(Given exercise) Edit the listing below so that each occurrence of "folder-icon" reads "directory-icon", leaving every other character unchanged.

(Material supplied)
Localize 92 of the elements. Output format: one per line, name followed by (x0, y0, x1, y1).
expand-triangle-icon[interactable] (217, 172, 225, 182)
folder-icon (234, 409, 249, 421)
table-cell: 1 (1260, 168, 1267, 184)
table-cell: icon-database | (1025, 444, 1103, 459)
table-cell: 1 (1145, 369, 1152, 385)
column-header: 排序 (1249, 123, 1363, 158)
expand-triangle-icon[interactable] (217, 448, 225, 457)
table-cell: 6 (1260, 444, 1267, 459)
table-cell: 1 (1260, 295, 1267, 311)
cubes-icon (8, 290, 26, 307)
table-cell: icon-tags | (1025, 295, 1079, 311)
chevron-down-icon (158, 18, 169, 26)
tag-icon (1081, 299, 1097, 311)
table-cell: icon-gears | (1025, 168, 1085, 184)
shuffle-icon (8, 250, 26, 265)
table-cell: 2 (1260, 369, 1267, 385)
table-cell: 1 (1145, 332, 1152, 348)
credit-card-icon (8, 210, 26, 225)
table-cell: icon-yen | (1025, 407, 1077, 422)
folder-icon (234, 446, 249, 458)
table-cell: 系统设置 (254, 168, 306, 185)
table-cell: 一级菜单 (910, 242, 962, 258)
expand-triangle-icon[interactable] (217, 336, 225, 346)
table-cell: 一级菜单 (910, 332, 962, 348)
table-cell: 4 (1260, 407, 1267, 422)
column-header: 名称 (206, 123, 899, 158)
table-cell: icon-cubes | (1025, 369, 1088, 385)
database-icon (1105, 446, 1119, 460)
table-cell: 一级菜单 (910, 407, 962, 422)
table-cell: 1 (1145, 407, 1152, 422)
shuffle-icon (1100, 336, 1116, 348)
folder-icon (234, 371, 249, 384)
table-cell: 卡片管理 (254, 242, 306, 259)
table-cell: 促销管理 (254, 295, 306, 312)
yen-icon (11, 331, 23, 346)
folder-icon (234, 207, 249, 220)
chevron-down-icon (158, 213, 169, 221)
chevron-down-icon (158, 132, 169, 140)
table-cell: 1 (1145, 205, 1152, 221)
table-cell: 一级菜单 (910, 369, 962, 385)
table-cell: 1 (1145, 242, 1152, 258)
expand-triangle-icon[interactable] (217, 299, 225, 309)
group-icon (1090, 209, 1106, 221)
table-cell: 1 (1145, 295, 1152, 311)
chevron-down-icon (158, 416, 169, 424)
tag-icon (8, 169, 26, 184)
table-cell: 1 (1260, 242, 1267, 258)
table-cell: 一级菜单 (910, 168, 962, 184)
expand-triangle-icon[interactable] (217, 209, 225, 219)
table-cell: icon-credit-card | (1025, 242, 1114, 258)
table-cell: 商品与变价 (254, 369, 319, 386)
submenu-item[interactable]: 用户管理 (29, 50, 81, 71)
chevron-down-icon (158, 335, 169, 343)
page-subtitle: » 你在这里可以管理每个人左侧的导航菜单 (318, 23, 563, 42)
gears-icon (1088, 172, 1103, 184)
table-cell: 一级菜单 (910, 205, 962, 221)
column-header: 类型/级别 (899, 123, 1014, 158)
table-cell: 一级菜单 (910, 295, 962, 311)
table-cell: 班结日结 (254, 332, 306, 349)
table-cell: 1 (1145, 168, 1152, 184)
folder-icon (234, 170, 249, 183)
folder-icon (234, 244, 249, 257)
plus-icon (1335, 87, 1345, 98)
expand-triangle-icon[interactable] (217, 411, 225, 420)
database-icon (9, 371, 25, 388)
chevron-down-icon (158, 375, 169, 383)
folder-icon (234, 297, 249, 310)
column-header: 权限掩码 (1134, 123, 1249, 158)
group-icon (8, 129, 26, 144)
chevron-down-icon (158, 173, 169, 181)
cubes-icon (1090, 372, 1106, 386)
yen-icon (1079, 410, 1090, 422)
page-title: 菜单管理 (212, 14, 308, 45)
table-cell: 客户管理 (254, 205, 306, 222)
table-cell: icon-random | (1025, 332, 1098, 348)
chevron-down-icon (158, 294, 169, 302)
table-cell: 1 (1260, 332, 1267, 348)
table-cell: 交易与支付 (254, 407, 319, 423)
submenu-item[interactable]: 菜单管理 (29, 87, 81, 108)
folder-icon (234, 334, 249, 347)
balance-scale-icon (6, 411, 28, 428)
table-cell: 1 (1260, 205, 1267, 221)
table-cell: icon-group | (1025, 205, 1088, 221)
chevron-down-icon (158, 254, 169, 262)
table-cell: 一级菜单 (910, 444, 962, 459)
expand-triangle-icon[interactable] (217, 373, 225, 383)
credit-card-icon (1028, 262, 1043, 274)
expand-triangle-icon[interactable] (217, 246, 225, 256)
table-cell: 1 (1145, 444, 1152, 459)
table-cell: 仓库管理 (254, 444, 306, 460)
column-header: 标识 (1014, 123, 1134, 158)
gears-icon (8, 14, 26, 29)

(Answer to this problem)
Localize 92 of the elements. Output format: one per line, name followed by (x0, y0, x1, y1).
expand-triangle-icon[interactable] (217, 172, 225, 182)
directory-icon (234, 409, 249, 421)
table-cell: 1 (1260, 168, 1267, 184)
table-cell: icon-database | (1025, 444, 1103, 459)
table-cell: 1 (1145, 369, 1152, 385)
column-header: 排序 (1249, 123, 1363, 158)
expand-triangle-icon[interactable] (217, 448, 225, 457)
table-cell: 6 (1260, 444, 1267, 459)
table-cell: 1 (1260, 295, 1267, 311)
cubes-icon (8, 290, 26, 307)
table-cell: icon-tags | (1025, 295, 1079, 311)
chevron-down-icon (158, 18, 169, 26)
tag-icon (1081, 299, 1097, 311)
table-cell: icon-gears | (1025, 168, 1085, 184)
shuffle-icon (8, 250, 26, 265)
table-cell: 2 (1260, 369, 1267, 385)
table-cell: 1 (1145, 332, 1152, 348)
credit-card-icon (8, 210, 26, 225)
table-cell: icon-yen | (1025, 407, 1077, 422)
directory-icon (234, 446, 249, 458)
table-cell: 系统设置 (254, 168, 306, 185)
table-cell: 一级菜单 (910, 242, 962, 258)
expand-triangle-icon[interactable] (217, 336, 225, 346)
table-cell: 一级菜单 (910, 332, 962, 348)
table-cell: 4 (1260, 407, 1267, 422)
column-header: 名称 (206, 123, 899, 158)
table-cell: icon-cubes | (1025, 369, 1088, 385)
database-icon (1105, 446, 1119, 460)
table-cell: 一级菜单 (910, 407, 962, 422)
table-cell: 1 (1145, 407, 1152, 422)
shuffle-icon (1100, 336, 1116, 348)
directory-icon (234, 371, 249, 384)
table-cell: 卡片管理 (254, 242, 306, 259)
table-cell: 促销管理 (254, 295, 306, 312)
yen-icon (11, 331, 23, 346)
directory-icon (234, 207, 249, 220)
chevron-down-icon (158, 213, 169, 221)
chevron-down-icon (158, 132, 169, 140)
table-cell: 1 (1145, 205, 1152, 221)
table-cell: 一级菜单 (910, 369, 962, 385)
table-cell: 1 (1145, 242, 1152, 258)
expand-triangle-icon[interactable] (217, 299, 225, 309)
group-icon (1090, 209, 1106, 221)
table-cell: 1 (1145, 295, 1152, 311)
chevron-down-icon (158, 416, 169, 424)
tag-icon (8, 169, 26, 184)
table-cell: 1 (1260, 242, 1267, 258)
table-cell: 一级菜单 (910, 168, 962, 184)
expand-triangle-icon[interactable] (217, 209, 225, 219)
table-cell: icon-credit-card | (1025, 242, 1114, 258)
table-cell: 商品与变价 (254, 369, 319, 386)
submenu-item[interactable]: 用户管理 (29, 50, 81, 71)
chevron-down-icon (158, 335, 169, 343)
page-subtitle: » 你在这里可以管理每个人左侧的导航菜单 (318, 23, 563, 42)
gears-icon (1088, 172, 1103, 184)
table-cell: 一级菜单 (910, 205, 962, 221)
column-header: 类型/级别 (899, 123, 1014, 158)
table-cell: 一级菜单 (910, 295, 962, 311)
table-cell: 班结日结 (254, 332, 306, 349)
table-cell: 1 (1145, 168, 1152, 184)
directory-icon (234, 170, 249, 183)
directory-icon (234, 244, 249, 257)
plus-icon (1335, 87, 1345, 98)
expand-triangle-icon[interactable] (217, 411, 225, 420)
database-icon (9, 371, 25, 388)
chevron-down-icon (158, 375, 169, 383)
directory-icon (234, 297, 249, 310)
column-header: 权限掩码 (1134, 123, 1249, 158)
group-icon (8, 129, 26, 144)
chevron-down-icon (158, 173, 169, 181)
cubes-icon (1090, 372, 1106, 386)
yen-icon (1079, 410, 1090, 422)
page-title: 菜单管理 (212, 14, 308, 45)
table-cell: 客户管理 (254, 205, 306, 222)
table-cell: icon-random | (1025, 332, 1098, 348)
chevron-down-icon (158, 294, 169, 302)
table-cell: 1 (1260, 332, 1267, 348)
table-cell: 交易与支付 (254, 407, 319, 423)
submenu-item[interactable]: 菜单管理 (29, 87, 81, 108)
directory-icon (234, 334, 249, 347)
balance-scale-icon (6, 411, 28, 428)
table-cell: 1 (1260, 205, 1267, 221)
table-cell: icon-group | (1025, 205, 1088, 221)
chevron-down-icon (158, 254, 169, 262)
table-cell: 一级菜单 (910, 444, 962, 459)
expand-triangle-icon[interactable] (217, 373, 225, 383)
credit-card-icon (1028, 262, 1043, 274)
expand-triangle-icon[interactable] (217, 246, 225, 256)
table-cell: 1 (1145, 444, 1152, 459)
table-cell: 仓库管理 (254, 444, 306, 460)
column-header: 标识 (1014, 123, 1134, 158)
gears-icon (8, 14, 26, 29)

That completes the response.